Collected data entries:

## Begin

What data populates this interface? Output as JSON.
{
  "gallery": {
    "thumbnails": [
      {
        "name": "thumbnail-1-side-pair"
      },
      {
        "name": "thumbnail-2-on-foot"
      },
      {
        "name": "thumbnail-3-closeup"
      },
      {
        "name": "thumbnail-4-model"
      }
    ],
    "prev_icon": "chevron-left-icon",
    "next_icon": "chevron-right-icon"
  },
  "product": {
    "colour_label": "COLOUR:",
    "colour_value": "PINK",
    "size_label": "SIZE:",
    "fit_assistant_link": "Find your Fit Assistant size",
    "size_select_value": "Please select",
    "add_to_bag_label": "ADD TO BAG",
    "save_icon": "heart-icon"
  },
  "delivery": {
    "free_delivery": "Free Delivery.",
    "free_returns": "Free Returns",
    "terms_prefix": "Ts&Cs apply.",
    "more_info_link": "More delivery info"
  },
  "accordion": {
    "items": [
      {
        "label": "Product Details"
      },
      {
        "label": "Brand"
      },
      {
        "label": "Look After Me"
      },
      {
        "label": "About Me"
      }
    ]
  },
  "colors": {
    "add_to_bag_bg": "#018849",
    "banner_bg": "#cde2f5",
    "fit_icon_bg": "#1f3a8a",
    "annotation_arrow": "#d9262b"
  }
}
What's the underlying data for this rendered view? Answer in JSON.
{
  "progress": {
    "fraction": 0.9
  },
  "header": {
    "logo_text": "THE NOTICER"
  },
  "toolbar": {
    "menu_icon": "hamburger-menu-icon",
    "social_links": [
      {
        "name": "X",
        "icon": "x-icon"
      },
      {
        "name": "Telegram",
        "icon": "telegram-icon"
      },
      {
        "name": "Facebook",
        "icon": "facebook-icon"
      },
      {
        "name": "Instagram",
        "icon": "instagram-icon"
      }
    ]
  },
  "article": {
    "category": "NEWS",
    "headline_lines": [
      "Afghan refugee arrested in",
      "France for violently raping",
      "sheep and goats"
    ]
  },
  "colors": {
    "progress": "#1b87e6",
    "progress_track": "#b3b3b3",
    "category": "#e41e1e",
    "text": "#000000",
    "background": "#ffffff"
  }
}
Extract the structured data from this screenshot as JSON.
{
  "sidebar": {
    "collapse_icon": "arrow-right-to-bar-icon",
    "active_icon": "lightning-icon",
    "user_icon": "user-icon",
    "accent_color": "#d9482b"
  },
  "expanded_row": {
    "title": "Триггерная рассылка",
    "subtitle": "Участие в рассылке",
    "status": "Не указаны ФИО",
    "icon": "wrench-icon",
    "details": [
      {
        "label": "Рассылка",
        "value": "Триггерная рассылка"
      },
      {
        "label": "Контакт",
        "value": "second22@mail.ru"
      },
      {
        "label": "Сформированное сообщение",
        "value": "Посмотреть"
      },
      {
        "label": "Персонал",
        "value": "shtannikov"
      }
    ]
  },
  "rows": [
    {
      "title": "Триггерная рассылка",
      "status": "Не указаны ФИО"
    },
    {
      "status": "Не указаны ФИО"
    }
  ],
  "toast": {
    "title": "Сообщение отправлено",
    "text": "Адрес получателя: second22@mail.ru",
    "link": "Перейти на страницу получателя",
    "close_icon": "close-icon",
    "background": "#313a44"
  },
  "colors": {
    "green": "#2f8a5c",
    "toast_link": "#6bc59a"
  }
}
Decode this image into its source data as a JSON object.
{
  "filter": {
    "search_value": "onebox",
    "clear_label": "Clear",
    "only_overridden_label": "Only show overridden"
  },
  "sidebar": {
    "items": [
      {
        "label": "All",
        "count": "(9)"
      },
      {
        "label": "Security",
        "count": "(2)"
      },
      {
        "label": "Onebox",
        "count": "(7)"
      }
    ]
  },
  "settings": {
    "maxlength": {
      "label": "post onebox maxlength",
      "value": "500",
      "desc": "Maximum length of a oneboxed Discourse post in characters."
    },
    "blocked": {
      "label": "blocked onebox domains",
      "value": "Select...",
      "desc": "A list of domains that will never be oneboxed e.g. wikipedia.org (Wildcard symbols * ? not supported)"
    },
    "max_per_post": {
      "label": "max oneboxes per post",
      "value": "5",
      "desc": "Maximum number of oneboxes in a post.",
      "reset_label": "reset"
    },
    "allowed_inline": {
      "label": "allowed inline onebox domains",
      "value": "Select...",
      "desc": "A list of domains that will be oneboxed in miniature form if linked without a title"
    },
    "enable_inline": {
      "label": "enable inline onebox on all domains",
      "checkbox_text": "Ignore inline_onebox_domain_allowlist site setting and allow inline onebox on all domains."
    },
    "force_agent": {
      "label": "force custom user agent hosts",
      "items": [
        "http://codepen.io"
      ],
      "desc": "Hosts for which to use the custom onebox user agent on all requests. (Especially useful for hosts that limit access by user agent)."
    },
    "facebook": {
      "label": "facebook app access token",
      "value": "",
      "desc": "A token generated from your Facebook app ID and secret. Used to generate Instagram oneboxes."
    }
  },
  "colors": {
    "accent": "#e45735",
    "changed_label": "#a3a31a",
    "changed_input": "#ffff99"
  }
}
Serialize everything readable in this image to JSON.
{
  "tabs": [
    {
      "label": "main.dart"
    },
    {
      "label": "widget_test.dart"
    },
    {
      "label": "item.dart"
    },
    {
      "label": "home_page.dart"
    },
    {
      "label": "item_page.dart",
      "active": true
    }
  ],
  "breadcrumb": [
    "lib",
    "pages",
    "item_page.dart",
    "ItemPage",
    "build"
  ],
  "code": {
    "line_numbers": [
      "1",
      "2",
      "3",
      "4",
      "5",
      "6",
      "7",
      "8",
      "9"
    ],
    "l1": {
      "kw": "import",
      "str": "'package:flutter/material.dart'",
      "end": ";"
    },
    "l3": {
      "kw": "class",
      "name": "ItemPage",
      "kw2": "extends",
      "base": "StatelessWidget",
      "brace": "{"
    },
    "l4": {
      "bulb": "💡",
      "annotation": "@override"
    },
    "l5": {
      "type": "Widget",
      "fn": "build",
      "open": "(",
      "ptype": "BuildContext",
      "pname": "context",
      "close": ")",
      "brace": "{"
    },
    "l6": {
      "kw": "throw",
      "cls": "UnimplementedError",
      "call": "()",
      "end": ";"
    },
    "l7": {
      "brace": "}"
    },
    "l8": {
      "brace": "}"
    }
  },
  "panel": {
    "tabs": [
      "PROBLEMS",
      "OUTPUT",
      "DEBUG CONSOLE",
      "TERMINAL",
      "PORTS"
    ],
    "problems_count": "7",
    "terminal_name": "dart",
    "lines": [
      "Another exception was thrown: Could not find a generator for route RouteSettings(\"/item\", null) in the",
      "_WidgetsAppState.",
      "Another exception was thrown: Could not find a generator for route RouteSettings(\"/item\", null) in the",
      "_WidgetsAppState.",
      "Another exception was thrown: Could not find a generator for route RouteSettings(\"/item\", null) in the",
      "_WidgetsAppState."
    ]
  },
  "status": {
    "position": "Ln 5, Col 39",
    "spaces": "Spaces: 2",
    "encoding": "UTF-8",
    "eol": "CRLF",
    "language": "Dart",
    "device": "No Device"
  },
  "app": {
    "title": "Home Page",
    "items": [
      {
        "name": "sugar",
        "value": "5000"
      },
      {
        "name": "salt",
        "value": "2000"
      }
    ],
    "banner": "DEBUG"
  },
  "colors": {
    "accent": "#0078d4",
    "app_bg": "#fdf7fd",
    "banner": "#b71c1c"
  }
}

## End

Task goal
Return each line of the records above exactly as it reads.

Solution
What data populates this interface? Output as JSON.
{
  "gallery": {
    "thumbnails": [
      {
        "name": "thumbnail-1-side-pair"
      },
      {
        "name": "thumbnail-2-on-foot"
      },
      {
        "name": "thumbnail-3-closeup"
      },
      {
        "name": "thumbnail-4-model"
      }
    ],
    "prev_icon": "chevron-left-icon",
    "next_icon": "chevron-right-icon"
  },
  "product": {
    "colour_label": "COLOUR:",
    "colour_value": "PINK",
    "size_label": "SIZE:",
    "fit_assistant_link": "Find your Fit Assistant size",
    "size_select_value": "Please select",
    "add_to_bag_label": "ADD TO BAG",
    "save_icon": "heart-icon"
  },
  "delivery": {
    "free_delivery": "Free Delivery.",
    "free_returns": "Free Returns",
    "terms_prefix": "Ts&Cs apply.",
    "more_info_link": "More delivery info"
  },
  "accordion": {
    "items": [
      {
        "label": "Product Details"
      },
      {
        "label": "Brand"
      },
      {
        "label": "Look After Me"
      },
      {
        "label": "About Me"
      }
    ]
  },
  "colors": {
    "add_to_bag_bg": "#018849",
    "banner_bg": "#cde2f5",
    "fit_icon_bg": "#1f3a8a",
    "annotation_arrow": "#d9262b"
  }
}
What's the underlying data for this rendered view? Answer in JSON.
{
  "progress": {
    "fraction": 0.9
  },
  "header": {
    "logo_text": "THE NOTICER"
  },
  "toolbar": {
    "menu_icon": "hamburger-menu-icon",
    "social_links": [
      {
        "name": "X",
        "icon": "x-icon"
      },
      {
        "name": "Telegram",
        "icon": "telegram-icon"
      },
      {
        "name": "Facebook",
        "icon": "facebook-icon"
      },
      {
        "name": "Instagram",
        "icon": "instagram-icon"
      }
    ]
  },
  "article": {
    "category": "NEWS",
    "headline_lines": [
      "Afghan refugee arrested in",
      "France for violently raping",
      "sheep and goats"
    ]
  },
  "colors": {
    "progress": "#1b87e6",
    "progress_track": "#b3b3b3",
    "category": "#e41e1e",
    "text": "#000000",
    "background": "#ffffff"
  }
}
Extract the structured data from this screenshot as JSON.
{
  "sidebar": {
    "collapse_icon": "arrow-right-to-bar-icon",
    "active_icon": "lightning-icon",
    "user_icon": "user-icon",
    "accent_color": "#d9482b"
  },
  "expanded_row": {
    "title": "Триггерная рассылка",
    "subtitle": "Участие в рассылке",
    "status": "Не указаны ФИО",
    "icon": "wrench-icon",
    "details": [
      {
        "label": "Рассылка",
        "value": "Триггерная рассылка"
      },
      {
        "label": "Контакт",
        "value": "second22@mail.ru"
      },
      {
        "label": "Сформированное сообщение",
        "value": "Посмотреть"
      },
      {
        "label": "Персонал",
        "value": "shtannikov"
      }
    ]
  },
  "rows": [
    {
      "title": "Триггерная рассылка",
      "status": "Не указаны ФИО"
    },
    {
      "status": "Не указаны ФИО"
    }
  ],
  "toast": {
    "title": "Сообщение отправлено",
    "text": "Адрес получателя: second22@mail.ru",
    "link": "Перейти на страницу получателя",
    "close_icon": "close-icon",
    "background": "#313a44"
  },
  "colors": {
    "green": "#2f8a5c",
    "toast_link": "#6bc59a"
  }
}
Decode this image into its source data as a JSON object.
{
  "filter": {
    "search_value": "onebox",
    "clear_label": "Clear",
    "only_overridden_label": "Only show overridden"
  },
  "sidebar": {
    "items": [
      {
        "label": "All",
        "count": "(9)"
      },
      {
        "label": "Security",
        "count": "(2)"
      },
      {
        "label": "Onebox",
        "count": "(7)"
      }
    ]
  },
  "settings": {
    "maxlength": {
      "label": "post onebox maxlength",
      "value": "500",
      "desc": "Maximum length of a oneboxed Discourse post in characters."
    },
    "blocked": {
      "label": "blocked onebox domains",
      "value": "Select...",
      "desc": "A list of domains that will never be oneboxed e.g. wikipedia.org (Wildcard symbols * ? not supported)"
    },
    "max_per_post": {
      "label": "max oneboxes per post",
      "value": "5",
      "desc": "Maximum number of oneboxes in a post.",
      "reset_label": "reset"
    },
    "allowed_inline": {
      "label": "allowed inline onebox domains",
      "value": "Select...",
      "desc": "A list of domains that will be oneboxed in miniature form if linked without a title"
    },
    "enable_inline": {
      "label": "enable inline onebox on all domains",
      "checkbox_text": "Ignore inline_onebox_domain_allowlist site setting and allow inline onebox on all domains."
    },
    "force_agent": {
      "label": "force custom user agent hosts",
      "items": [
        "http://codepen.io"
      ],
      "desc": "Hosts for which to use the custom onebox user agent on all requests. (Especially useful for hosts that limit access by user agent)."
    },
    "facebook": {
      "label": "facebook app access token",
      "value": "",
      "desc": "A token generated from your Facebook app ID and secret. Used to generate Instagram oneboxes."
    }
  },
  "colors": {
    "accent": "#e45735",
    "changed_label": "#a3a31a",
    "changed_input": "#ffff99"
  }
}
Serialize everything readable in this image to JSON.
{
  "tabs": [
    {
      "label": "main.dart"
    },
    {
      "label": "widget_test.dart"
    },
    {
      "label": "item.dart"
    },
    {
      "label": "home_page.dart"
    },
    {
      "label": "item_page.dart",
      "active": true
    }
  ],
  "breadcrumb": [
    "lib",
    "pages",
    "item_page.dart",
    "ItemPage",
    "build"
  ],
  "code": {
    "line_numbers": [
      "1",
      "2",
      "3",
      "4",
      "5",
      "6",
      "7",
      "8",
      "9"
    ],
    "l1": {
      "kw": "import",
      "str": "'package:flutter/material.dart'",
      "end": ";"
    },
    "l3": {
      "kw": "class",
      "name": "ItemPage",
      "kw2": "extends",
      "base": "StatelessWidget",
      "brace": "{"
    },
    "l4": {
      "bulb": "💡",
      "annotation": "@override"
    },
    "l5": {
      "type": "Widget",
      "fn": "build",
      "open": "(",
      "ptype": "BuildContext",
      "pname": "context",
      "close": ")",
      "brace": "{"
    },
    "l6": {
      "kw": "throw",
      "cls": "UnimplementedError",
      "call": "()",
      "end": ";"
    },
    "l7": {
      "brace": "}"
    },
    "l8": {
      "brace": "}"
    }
  },
  "panel": {
    "tabs": [
      "PROBLEMS",
      "OUTPUT",
      "DEBUG CONSOLE",
      "TERMINAL",
      "PORTS"
    ],
    "problems_count": "7",
    "terminal_name": "dart",
    "lines": [
      "Another exception was thrown: Could not find a generator for route RouteSettings(\"/item\", null) in the",
      "_WidgetsAppState.",
      "Another exception was thrown: Could not find a generator for route RouteSettings(\"/item\", null) in the",
      "_WidgetsAppState.",
      "Another exception was thrown: Could not find a generator for route RouteSettings(\"/item\", null) in the",
      "_WidgetsAppState."
    ]
  },
  "status": {
    "position": "Ln 5, Col 39",
    "spaces": "Spaces: 2",
    "encoding": "UTF-8",
    "eol": "CRLF",
    "language": "Dart",
    "device": "No Device"
  },
  "app": {
    "title": "Home Page",
    "items": [
      {
        "name": "sugar",
        "value": "5000"
      },
      {
        "name": "salt",
        "value": "2000"
      }
    ],
    "banner": "DEBUG"
  },
  "colors": {
    "accent": "#0078d4",
    "app_bg": "#fdf7fd",
    "banner": "#b71c1c"
  }
}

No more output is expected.